Requirement: Copy every line of the records below character for character, changing nothing.
━━ Exercise data
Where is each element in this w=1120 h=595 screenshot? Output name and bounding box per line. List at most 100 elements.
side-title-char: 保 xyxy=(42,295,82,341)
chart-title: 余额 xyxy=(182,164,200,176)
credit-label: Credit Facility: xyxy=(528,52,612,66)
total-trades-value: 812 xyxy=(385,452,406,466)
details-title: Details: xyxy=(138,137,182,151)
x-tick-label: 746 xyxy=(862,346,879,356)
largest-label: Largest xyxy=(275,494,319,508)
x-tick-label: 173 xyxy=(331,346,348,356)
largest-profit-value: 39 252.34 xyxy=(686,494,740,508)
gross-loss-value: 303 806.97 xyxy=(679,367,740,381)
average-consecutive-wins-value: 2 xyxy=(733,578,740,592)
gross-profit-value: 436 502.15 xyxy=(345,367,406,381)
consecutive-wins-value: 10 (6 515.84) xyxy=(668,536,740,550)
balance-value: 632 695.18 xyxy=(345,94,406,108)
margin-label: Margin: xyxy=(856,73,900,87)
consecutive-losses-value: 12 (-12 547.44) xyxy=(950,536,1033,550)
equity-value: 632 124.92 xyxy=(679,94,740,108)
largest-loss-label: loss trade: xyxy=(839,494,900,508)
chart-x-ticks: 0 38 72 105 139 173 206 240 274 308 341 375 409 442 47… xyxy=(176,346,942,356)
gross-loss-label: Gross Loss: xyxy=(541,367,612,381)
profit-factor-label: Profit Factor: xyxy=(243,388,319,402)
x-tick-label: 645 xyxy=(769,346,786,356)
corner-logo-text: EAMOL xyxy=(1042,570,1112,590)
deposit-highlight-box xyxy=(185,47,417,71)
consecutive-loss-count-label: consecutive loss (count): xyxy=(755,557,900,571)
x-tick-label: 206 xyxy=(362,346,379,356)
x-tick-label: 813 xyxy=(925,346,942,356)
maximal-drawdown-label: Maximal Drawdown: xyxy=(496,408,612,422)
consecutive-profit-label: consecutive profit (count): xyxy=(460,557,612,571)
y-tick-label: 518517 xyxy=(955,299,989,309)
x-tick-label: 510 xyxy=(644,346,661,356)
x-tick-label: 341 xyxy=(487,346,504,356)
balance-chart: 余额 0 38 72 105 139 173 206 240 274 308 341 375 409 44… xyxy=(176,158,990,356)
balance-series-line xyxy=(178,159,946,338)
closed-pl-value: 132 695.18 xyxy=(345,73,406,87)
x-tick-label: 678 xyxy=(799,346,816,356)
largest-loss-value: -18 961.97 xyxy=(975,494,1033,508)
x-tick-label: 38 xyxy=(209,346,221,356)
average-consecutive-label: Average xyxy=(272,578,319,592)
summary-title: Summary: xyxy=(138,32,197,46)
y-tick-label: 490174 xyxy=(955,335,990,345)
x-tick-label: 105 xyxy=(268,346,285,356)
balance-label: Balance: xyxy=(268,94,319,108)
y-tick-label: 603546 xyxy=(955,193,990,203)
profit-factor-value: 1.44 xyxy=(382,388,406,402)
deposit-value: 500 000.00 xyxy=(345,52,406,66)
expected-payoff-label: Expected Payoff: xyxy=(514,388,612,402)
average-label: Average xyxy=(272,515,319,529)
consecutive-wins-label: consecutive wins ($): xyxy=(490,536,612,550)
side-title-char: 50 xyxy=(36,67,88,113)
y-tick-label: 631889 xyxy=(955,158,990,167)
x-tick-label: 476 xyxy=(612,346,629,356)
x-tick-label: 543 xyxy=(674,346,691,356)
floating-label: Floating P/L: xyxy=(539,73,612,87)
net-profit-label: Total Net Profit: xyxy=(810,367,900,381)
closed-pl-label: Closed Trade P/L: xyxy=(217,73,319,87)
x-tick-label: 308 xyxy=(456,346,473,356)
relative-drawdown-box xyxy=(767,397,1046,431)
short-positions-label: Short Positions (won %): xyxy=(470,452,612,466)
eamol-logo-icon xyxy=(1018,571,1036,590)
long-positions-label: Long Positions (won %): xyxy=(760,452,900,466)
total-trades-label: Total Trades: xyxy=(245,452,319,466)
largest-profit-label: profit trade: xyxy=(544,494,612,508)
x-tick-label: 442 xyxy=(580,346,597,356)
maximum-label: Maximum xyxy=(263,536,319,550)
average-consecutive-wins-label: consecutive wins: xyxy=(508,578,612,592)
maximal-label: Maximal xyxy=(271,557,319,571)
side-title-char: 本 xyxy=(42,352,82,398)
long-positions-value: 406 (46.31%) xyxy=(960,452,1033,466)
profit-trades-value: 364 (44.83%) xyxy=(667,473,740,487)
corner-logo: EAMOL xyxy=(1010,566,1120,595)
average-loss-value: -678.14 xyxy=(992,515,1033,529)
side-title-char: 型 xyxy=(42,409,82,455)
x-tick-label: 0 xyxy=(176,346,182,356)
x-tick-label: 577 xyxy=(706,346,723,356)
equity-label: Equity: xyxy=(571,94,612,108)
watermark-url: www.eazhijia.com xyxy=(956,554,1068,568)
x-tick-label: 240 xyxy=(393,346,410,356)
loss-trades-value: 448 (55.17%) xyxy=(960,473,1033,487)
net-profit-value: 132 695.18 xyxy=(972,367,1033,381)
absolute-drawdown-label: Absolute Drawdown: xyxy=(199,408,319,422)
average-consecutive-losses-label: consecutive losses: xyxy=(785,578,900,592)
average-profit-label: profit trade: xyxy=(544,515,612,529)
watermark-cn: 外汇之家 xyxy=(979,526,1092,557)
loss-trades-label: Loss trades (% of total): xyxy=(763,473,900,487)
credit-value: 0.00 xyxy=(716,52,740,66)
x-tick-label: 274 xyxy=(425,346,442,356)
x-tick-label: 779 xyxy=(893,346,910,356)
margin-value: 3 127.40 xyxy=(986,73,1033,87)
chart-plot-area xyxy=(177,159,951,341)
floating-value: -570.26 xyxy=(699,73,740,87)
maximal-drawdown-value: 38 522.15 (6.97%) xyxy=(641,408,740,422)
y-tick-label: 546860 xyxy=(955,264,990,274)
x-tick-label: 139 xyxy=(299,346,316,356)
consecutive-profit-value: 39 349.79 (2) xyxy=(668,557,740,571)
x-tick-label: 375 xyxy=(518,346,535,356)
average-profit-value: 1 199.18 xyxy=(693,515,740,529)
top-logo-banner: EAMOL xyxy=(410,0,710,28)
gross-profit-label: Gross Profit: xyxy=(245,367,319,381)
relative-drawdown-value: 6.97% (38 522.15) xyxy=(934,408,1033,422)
━━━━
Full answer:
Where is each element in this w=1120 h=595 screenshot? Output name and bounding box per line. List at most 100 elements.
side-title-char: 保 xyxy=(42,295,82,341)
chart-title: 余额 xyxy=(182,164,200,176)
credit-label: Credit Facility: xyxy=(528,52,612,66)
total-trades-value: 812 xyxy=(385,452,406,466)
details-title: Details: xyxy=(138,137,182,151)
x-tick-label: 746 xyxy=(862,346,879,356)
largest-label: Largest xyxy=(275,494,319,508)
x-tick-label: 173 xyxy=(331,346,348,356)
largest-profit-value: 39 252.34 xyxy=(686,494,740,508)
gross-loss-value: 303 806.97 xyxy=(679,367,740,381)
average-consecutive-wins-value: 2 xyxy=(733,578,740,592)
gross-profit-value: 436 502.15 xyxy=(345,367,406,381)
consecutive-wins-value: 10 (6 515.84) xyxy=(668,536,740,550)
balance-value: 632 695.18 xyxy=(345,94,406,108)
margin-label: Margin: xyxy=(856,73,900,87)
consecutive-losses-value: 12 (-12 547.44) xyxy=(950,536,1033,550)
equity-value: 632 124.92 xyxy=(679,94,740,108)
largest-loss-label: loss trade: xyxy=(839,494,900,508)
chart-x-ticks: 0 38 72 105 139 173 206 240 274 308 341 375 409 442 47… xyxy=(176,346,942,356)
gross-loss-label: Gross Loss: xyxy=(541,367,612,381)
profit-factor-label: Profit Factor: xyxy=(243,388,319,402)
x-tick-label: 645 xyxy=(769,346,786,356)
corner-logo-text: EAMOL xyxy=(1042,570,1112,590)
deposit-highlight-box xyxy=(185,47,417,71)
consecutive-loss-count-label: consecutive loss (count): xyxy=(755,557,900,571)
x-tick-label: 206 xyxy=(362,346,379,356)
x-tick-label: 813 xyxy=(925,346,942,356)
maximal-drawdown-label: Maximal Drawdown: xyxy=(496,408,612,422)
consecutive-profit-label: consecutive profit (count): xyxy=(460,557,612,571)
y-tick-label: 518517 xyxy=(955,299,989,309)
x-tick-label: 510 xyxy=(644,346,661,356)
x-tick-label: 341 xyxy=(487,346,504,356)
balance-chart: 余额 0 38 72 105 139 173 206 240 274 308 341 375 409 44… xyxy=(176,158,990,356)
balance-series-line xyxy=(178,159,946,338)
closed-pl-value: 132 695.18 xyxy=(345,73,406,87)
x-tick-label: 678 xyxy=(799,346,816,356)
largest-loss-value: -18 961.97 xyxy=(975,494,1033,508)
x-tick-label: 38 xyxy=(209,346,221,356)
average-consecutive-label: Average xyxy=(272,578,319,592)
summary-title: Summary: xyxy=(138,32,197,46)
y-tick-label: 490174 xyxy=(955,335,990,345)
x-tick-label: 105 xyxy=(268,346,285,356)
balance-label: Balance: xyxy=(268,94,319,108)
y-tick-label: 603546 xyxy=(955,193,990,203)
profit-factor-value: 1.44 xyxy=(382,388,406,402)
deposit-value: 500 000.00 xyxy=(345,52,406,66)
expected-payoff-label: Expected Payoff: xyxy=(514,388,612,402)
average-label: Average xyxy=(272,515,319,529)
consecutive-wins-label: consecutive wins ($): xyxy=(490,536,612,550)
side-title-char: 50 xyxy=(36,67,88,113)
y-tick-label: 631889 xyxy=(955,158,990,167)
x-tick-label: 476 xyxy=(612,346,629,356)
x-tick-label: 543 xyxy=(674,346,691,356)
floating-label: Floating P/L: xyxy=(539,73,612,87)
net-profit-label: Total Net Profit: xyxy=(810,367,900,381)
closed-pl-label: Closed Trade P/L: xyxy=(217,73,319,87)
x-tick-label: 308 xyxy=(456,346,473,356)
relative-drawdown-box xyxy=(767,397,1046,431)
short-positions-label: Short Positions (won %): xyxy=(470,452,612,466)
eamol-logo-icon xyxy=(1018,571,1036,590)
long-positions-label: Long Positions (won %): xyxy=(760,452,900,466)
total-trades-label: Total Trades: xyxy=(245,452,319,466)
largest-profit-label: profit trade: xyxy=(544,494,612,508)
x-tick-label: 442 xyxy=(580,346,597,356)
maximum-label: Maximum xyxy=(263,536,319,550)
average-consecutive-wins-label: consecutive wins: xyxy=(508,578,612,592)
maximal-label: Maximal xyxy=(271,557,319,571)
side-title-char: 本 xyxy=(42,352,82,398)
long-positions-value: 406 (46.31%) xyxy=(960,452,1033,466)
profit-trades-value: 364 (44.83%) xyxy=(667,473,740,487)
corner-logo: EAMOL xyxy=(1010,566,1120,595)
average-loss-value: -678.14 xyxy=(992,515,1033,529)
side-title-char: 型 xyxy=(42,409,82,455)
x-tick-label: 0 xyxy=(176,346,182,356)
x-tick-label: 577 xyxy=(706,346,723,356)
equity-label: Equity: xyxy=(571,94,612,108)
watermark-url: www.eazhijia.com xyxy=(956,554,1068,568)
x-tick-label: 240 xyxy=(393,346,410,356)
loss-trades-value: 448 (55.17%) xyxy=(960,473,1033,487)
net-profit-value: 132 695.18 xyxy=(972,367,1033,381)
absolute-drawdown-label: Absolute Drawdown: xyxy=(199,408,319,422)
average-consecutive-losses-label: consecutive losses: xyxy=(785,578,900,592)
average-profit-label: profit trade: xyxy=(544,515,612,529)
watermark-cn: 外汇之家 xyxy=(979,526,1092,557)
loss-trades-label: Loss trades (% of total): xyxy=(763,473,900,487)
credit-value: 0.00 xyxy=(716,52,740,66)
x-tick-label: 274 xyxy=(425,346,442,356)
x-tick-label: 779 xyxy=(893,346,910,356)
margin-value: 3 127.40 xyxy=(986,73,1033,87)
chart-plot-area xyxy=(177,159,951,341)
floating-value: -570.26 xyxy=(699,73,740,87)
maximal-drawdown-value: 38 522.15 (6.97%) xyxy=(641,408,740,422)
y-tick-label: 546860 xyxy=(955,264,990,274)
x-tick-label: 139 xyxy=(299,346,316,356)
consecutive-profit-value: 39 349.79 (2) xyxy=(668,557,740,571)
x-tick-label: 375 xyxy=(518,346,535,356)
average-profit-value: 1 199.18 xyxy=(693,515,740,529)
top-logo-banner: EAMOL xyxy=(410,0,710,28)
gross-profit-label: Gross Profit: xyxy=(245,367,319,381)
relative-drawdown-value: 6.97% (38 522.15) xyxy=(934,408,1033,422)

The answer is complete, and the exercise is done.